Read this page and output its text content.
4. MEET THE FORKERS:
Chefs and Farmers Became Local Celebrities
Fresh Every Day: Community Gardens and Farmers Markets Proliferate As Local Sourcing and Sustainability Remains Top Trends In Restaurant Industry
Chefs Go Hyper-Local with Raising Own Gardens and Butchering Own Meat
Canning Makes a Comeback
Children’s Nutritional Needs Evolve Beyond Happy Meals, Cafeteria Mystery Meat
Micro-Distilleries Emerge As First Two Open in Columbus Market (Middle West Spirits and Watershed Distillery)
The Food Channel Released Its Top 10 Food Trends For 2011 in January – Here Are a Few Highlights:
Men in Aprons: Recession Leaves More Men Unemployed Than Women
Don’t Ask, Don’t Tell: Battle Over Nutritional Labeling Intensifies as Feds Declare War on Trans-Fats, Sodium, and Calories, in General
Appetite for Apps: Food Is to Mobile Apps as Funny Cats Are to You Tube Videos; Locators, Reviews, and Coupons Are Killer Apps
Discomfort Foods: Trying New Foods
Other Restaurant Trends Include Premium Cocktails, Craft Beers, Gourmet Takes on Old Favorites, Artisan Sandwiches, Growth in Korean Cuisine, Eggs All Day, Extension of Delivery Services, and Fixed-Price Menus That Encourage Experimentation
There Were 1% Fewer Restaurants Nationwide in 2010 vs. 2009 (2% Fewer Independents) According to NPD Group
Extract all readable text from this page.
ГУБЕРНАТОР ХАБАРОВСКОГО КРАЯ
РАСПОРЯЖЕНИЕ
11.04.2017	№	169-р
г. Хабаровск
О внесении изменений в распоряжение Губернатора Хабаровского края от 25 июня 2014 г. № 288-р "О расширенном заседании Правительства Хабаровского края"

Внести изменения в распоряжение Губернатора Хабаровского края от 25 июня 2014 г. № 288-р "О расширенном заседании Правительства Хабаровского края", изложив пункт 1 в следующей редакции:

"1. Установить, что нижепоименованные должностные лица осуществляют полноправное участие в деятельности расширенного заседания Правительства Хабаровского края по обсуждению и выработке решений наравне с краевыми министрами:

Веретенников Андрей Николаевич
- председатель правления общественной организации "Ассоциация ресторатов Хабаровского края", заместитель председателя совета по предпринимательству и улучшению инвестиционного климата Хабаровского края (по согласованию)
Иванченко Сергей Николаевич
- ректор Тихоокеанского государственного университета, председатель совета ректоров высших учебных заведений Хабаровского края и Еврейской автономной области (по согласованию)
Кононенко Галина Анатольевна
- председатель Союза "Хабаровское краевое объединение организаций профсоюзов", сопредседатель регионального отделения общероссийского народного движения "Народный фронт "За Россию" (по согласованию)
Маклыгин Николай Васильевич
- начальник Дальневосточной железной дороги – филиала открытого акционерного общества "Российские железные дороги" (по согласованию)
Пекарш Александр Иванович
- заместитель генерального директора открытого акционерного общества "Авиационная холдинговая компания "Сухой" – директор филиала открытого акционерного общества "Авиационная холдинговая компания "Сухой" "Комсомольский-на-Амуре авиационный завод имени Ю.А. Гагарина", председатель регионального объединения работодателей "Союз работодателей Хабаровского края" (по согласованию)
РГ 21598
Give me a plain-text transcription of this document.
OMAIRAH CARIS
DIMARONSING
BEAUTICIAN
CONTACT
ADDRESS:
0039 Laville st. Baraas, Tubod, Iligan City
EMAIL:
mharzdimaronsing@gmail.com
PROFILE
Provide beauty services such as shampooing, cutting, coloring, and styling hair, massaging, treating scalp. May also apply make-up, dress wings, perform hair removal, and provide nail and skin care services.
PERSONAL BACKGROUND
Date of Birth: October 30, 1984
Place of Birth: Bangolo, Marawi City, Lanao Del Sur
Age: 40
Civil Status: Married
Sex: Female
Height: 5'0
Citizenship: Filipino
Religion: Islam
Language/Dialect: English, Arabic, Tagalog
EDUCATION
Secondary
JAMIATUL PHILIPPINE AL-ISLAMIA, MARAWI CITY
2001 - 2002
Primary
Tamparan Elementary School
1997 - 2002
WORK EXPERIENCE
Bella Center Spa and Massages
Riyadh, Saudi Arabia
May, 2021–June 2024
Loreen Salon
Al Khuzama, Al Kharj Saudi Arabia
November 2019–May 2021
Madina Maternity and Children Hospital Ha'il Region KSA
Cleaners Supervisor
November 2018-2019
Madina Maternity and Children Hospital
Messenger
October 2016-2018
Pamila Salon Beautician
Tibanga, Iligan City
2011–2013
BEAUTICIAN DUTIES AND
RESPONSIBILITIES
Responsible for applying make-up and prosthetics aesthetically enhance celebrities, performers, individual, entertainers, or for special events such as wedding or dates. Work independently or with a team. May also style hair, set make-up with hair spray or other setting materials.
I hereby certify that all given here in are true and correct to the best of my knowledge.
^^^^
## Exercise aim
Go through the records above and retype each one exactly.

## Complete answer
Read this page and output its text content.
4. MEET THE FORKERS:
Chefs and Farmers Became Local Celebrities
Fresh Every Day: Community Gardens and Farmers Markets Proliferate As Local Sourcing and Sustainability Remains Top Trends In Restaurant Industry
Chefs Go Hyper-Local with Raising Own Gardens and Butchering Own Meat
Canning Makes a Comeback
Children’s Nutritional Needs Evolve Beyond Happy Meals, Cafeteria Mystery Meat
Micro-Distilleries Emerge As First Two Open in Columbus Market (Middle West Spirits and Watershed Distillery)
The Food Channel Released Its Top 10 Food Trends For 2011 in January – Here Are a Few Highlights:
Men in Aprons: Recession Leaves More Men Unemployed Than Women
Don’t Ask, Don’t Tell: Battle Over Nutritional Labeling Intensifies as Feds Declare War on Trans-Fats, Sodium, and Calories, in General
Appetite for Apps: Food Is to Mobile Apps as Funny Cats Are to You Tube Videos; Locators, Reviews, and Coupons Are Killer Apps
Discomfort Foods: Trying New Foods
Other Restaurant Trends Include Premium Cocktails, Craft Beers, Gourmet Takes on Old Favorites, Artisan Sandwiches, Growth in Korean Cuisine, Eggs All Day, Extension of Delivery Services, and Fixed-Price Menus That Encourage Experimentation
There Were 1% Fewer Restaurants Nationwide in 2010 vs. 2009 (2% Fewer Independents) According to NPD Group
Extract all readable text from this page.
ГУБЕРНАТОР ХАБАРОВСКОГО КРАЯ
РАСПОРЯЖЕНИЕ
11.04.2017	№	169-р
г. Хабаровск
О внесении изменений в распоряжение Губернатора Хабаровского края от 25 июня 2014 г. № 288-р "О расширенном заседании Правительства Хабаровского края"

Внести изменения в распоряжение Губернатора Хабаровского края от 25 июня 2014 г. № 288-р "О расширенном заседании Правительства Хабаровского края", изложив пункт 1 в следующей редакции:

"1. Установить, что нижепоименованные должностные лица осуществляют полноправное участие в деятельности расширенного заседания Правительства Хабаровского края по обсуждению и выработке решений наравне с краевыми министрами:

Веретенников Андрей Николаевич
- председатель правления общественной организации "Ассоциация ресторатов Хабаровского края", заместитель председателя совета по предпринимательству и улучшению инвестиционного климата Хабаровского края (по согласованию)
Иванченко Сергей Николаевич
- ректор Тихоокеанского государственного университета, председатель совета ректоров высших учебных заведений Хабаровского края и Еврейской автономной области (по согласованию)
Кононенко Галина Анатольевна
- председатель Союза "Хабаровское краевое объединение организаций профсоюзов", сопредседатель регионального отделения общероссийского народного движения "Народный фронт "За Россию" (по согласованию)
Маклыгин Николай Васильевич
- начальник Дальневосточной железной дороги – филиала открытого акционерного общества "Российские железные дороги" (по согласованию)
Пекарш Александр Иванович
- заместитель генерального директора открытого акционерного общества "Авиационная холдинговая компания "Сухой" – директор филиала открытого акционерного общества "Авиационная холдинговая компания "Сухой" "Комсомольский-на-Амуре авиационный завод имени Ю.А. Гагарина", председатель регионального объединения работодателей "Союз работодателей Хабаровского края" (по согласованию)
РГ 21598
Give me a plain-text transcription of this document.
OMAIRAH CARIS
DIMARONSING
BEAUTICIAN
CONTACT
ADDRESS:
0039 Laville st. Baraas, Tubod, Iligan City
EMAIL:
mharzdimaronsing@gmail.com
PROFILE
Provide beauty services such as shampooing, cutting, coloring, and styling hair, massaging, treating scalp. May also apply make-up, dress wings, perform hair removal, and provide nail and skin care services.
PERSONAL BACKGROUND
Date of Birth: October 30, 1984
Place of Birth: Bangolo, Marawi City, Lanao Del Sur
Age: 40
Civil Status: Married
Sex: Female
Height: 5'0
Citizenship: Filipino
Religion: Islam
Language/Dialect: English, Arabic, Tagalog
EDUCATION
Secondary
JAMIATUL PHILIPPINE AL-ISLAMIA, MARAWI CITY
2001 - 2002
Primary
Tamparan Elementary School
1997 - 2002
WORK EXPERIENCE
Bella Center Spa and Massages
Riyadh, Saudi Arabia
May, 2021–June 2024
Loreen Salon
Al Khuzama, Al Kharj Saudi Arabia
November 2019–May 2021
Madina Maternity and Children Hospital Ha'il Region KSA
Cleaners Supervisor
November 2018-2019
Madina Maternity and Children Hospital
Messenger
October 2016-2018
Pamila Salon Beautician
Tibanga, Iligan City
2011–2013
BEAUTICIAN DUTIES AND
RESPONSIBILITIES
Responsible for applying make-up and prosthetics aesthetically enhance celebrities, performers, individual, entertainers, or for special events such as wedding or dates. Work independently or with a team. May also style hair, set make-up with hair spray or other setting materials.
I hereby certify that all given here in are true and correct to the best of my knowledge.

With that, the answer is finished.